• [Entries supplied]
>> start
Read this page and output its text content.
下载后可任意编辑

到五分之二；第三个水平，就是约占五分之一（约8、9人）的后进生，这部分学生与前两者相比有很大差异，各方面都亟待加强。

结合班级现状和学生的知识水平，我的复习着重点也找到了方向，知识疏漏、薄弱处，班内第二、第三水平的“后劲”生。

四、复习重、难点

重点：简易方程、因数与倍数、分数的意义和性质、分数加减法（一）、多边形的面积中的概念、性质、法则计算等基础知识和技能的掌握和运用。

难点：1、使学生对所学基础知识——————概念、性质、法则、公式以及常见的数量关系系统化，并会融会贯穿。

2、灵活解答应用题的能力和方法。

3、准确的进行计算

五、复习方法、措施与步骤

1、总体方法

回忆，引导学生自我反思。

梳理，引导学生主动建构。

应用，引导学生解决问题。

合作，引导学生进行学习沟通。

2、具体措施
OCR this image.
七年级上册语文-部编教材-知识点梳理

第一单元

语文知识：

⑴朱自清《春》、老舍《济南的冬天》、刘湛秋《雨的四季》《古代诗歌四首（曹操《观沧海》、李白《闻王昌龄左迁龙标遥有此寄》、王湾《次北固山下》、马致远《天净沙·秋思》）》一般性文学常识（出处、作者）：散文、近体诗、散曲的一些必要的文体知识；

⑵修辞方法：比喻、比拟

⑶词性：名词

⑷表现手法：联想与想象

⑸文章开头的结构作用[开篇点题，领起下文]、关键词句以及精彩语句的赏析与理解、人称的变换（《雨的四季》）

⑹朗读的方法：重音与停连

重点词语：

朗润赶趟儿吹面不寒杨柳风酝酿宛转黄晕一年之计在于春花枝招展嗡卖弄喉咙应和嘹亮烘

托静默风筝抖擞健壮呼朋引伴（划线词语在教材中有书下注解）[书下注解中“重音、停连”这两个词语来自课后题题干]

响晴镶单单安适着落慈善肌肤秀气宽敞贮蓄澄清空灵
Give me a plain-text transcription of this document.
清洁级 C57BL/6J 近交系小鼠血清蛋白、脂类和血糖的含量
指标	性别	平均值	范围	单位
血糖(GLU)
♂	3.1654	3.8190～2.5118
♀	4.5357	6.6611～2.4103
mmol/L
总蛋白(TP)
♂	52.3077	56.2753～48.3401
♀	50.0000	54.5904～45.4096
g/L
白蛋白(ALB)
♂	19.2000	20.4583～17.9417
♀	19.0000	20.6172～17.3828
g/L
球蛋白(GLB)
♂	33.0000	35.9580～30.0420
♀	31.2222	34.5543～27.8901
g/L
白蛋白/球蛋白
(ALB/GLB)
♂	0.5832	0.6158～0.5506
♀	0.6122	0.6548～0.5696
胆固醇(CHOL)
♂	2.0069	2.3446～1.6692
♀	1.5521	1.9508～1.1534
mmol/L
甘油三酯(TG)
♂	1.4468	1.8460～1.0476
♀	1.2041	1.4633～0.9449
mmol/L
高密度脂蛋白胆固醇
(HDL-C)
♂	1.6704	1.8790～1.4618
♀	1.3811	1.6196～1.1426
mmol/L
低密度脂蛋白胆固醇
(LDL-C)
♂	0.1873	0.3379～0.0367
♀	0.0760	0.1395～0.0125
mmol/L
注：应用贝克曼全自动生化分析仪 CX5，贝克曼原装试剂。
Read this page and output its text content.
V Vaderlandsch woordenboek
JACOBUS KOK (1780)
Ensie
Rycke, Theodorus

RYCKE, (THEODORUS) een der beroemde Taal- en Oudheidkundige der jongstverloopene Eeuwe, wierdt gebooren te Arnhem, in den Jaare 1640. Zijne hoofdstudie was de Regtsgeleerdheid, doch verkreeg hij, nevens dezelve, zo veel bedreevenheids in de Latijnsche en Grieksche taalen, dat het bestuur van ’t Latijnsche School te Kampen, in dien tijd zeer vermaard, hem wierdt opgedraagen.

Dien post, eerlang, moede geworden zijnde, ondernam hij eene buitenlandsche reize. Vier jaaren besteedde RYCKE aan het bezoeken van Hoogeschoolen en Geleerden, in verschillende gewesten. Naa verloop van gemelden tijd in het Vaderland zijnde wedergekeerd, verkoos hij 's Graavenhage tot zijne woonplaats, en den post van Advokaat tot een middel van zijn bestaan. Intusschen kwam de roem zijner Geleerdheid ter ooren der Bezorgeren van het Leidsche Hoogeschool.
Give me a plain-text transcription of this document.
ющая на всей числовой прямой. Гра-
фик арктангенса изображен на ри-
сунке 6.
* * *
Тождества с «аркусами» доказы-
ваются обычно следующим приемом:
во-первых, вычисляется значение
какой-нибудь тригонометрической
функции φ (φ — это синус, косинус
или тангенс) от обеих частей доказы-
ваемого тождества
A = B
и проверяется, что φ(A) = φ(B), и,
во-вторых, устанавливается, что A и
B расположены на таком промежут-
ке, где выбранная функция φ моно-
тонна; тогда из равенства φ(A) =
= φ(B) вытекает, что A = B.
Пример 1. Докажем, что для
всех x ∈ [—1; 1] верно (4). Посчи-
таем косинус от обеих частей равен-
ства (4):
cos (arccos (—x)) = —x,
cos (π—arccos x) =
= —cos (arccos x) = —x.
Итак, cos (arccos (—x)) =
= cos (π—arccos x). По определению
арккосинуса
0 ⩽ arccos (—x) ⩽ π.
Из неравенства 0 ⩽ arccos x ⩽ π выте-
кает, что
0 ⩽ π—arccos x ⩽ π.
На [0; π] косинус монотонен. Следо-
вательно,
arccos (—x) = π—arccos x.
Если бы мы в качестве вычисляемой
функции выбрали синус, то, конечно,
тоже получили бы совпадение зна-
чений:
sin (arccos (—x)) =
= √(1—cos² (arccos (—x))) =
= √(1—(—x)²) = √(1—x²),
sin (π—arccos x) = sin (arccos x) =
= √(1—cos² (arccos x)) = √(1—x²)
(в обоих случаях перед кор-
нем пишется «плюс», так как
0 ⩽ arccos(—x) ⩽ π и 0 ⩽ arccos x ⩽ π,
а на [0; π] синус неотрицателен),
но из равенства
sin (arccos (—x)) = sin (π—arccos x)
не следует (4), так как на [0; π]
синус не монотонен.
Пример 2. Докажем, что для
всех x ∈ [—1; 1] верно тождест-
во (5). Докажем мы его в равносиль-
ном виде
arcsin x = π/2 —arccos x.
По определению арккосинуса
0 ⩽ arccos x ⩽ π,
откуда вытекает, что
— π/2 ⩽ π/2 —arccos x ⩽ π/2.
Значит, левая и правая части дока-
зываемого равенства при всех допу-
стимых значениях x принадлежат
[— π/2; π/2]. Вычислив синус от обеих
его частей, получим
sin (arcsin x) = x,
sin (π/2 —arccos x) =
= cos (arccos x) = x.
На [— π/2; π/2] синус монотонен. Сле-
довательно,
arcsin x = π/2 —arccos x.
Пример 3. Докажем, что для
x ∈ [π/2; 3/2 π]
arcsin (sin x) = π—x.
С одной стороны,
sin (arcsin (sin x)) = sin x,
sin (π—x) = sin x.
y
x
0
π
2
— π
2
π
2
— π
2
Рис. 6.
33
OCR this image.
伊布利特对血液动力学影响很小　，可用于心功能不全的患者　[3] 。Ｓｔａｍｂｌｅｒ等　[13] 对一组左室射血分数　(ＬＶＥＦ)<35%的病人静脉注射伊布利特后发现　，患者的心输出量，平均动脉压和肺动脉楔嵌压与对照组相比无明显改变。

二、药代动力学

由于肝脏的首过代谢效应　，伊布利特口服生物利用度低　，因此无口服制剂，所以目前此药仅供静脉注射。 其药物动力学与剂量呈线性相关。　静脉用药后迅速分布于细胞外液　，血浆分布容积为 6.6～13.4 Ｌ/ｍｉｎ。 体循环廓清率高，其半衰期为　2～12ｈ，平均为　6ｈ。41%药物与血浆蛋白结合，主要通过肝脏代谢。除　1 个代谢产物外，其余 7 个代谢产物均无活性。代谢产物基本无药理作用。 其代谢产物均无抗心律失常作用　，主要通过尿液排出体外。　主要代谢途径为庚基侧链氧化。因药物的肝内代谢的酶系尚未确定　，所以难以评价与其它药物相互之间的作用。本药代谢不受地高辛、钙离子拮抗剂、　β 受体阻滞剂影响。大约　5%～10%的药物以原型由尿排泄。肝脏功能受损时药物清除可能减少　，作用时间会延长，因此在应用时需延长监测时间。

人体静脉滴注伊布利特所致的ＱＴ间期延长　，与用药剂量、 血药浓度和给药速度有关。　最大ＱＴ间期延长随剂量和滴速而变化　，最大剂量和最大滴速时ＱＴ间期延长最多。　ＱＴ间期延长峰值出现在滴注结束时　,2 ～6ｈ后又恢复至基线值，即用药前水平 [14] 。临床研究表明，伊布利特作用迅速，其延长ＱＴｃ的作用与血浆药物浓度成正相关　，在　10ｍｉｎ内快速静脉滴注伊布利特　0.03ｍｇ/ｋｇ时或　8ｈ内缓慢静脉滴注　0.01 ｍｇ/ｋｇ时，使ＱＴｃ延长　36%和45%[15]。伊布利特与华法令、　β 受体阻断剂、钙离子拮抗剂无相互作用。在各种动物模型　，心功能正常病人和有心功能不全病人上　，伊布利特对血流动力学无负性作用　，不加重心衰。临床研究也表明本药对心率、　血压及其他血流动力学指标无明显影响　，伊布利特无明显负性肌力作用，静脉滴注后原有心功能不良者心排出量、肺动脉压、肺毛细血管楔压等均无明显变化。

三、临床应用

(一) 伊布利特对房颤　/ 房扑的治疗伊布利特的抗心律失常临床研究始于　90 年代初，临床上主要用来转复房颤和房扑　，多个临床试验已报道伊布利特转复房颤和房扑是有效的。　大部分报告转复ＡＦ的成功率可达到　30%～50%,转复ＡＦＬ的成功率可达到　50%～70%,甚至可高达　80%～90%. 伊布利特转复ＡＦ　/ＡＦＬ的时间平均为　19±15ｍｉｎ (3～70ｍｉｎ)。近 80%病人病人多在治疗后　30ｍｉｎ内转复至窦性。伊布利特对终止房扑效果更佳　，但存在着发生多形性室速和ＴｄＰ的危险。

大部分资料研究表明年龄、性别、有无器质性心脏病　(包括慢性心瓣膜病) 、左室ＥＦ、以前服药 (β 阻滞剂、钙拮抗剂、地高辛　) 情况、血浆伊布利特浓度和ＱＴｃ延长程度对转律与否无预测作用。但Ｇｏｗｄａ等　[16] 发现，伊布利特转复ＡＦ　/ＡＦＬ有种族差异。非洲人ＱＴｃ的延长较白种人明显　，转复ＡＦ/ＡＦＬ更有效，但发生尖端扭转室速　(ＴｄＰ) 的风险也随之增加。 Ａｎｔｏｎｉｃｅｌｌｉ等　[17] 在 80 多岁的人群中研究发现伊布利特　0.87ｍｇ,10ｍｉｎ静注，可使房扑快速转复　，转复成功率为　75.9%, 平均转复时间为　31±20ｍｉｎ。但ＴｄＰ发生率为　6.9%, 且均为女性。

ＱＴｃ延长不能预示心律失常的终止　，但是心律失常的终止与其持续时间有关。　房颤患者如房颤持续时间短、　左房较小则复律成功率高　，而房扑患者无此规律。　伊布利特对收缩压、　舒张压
>> end
• [Exercise description] For the listing above, identify each line bearing "вытекает".

• [Result of the task]
= φ(B) вытекает, что A = B.
откуда вытекает, что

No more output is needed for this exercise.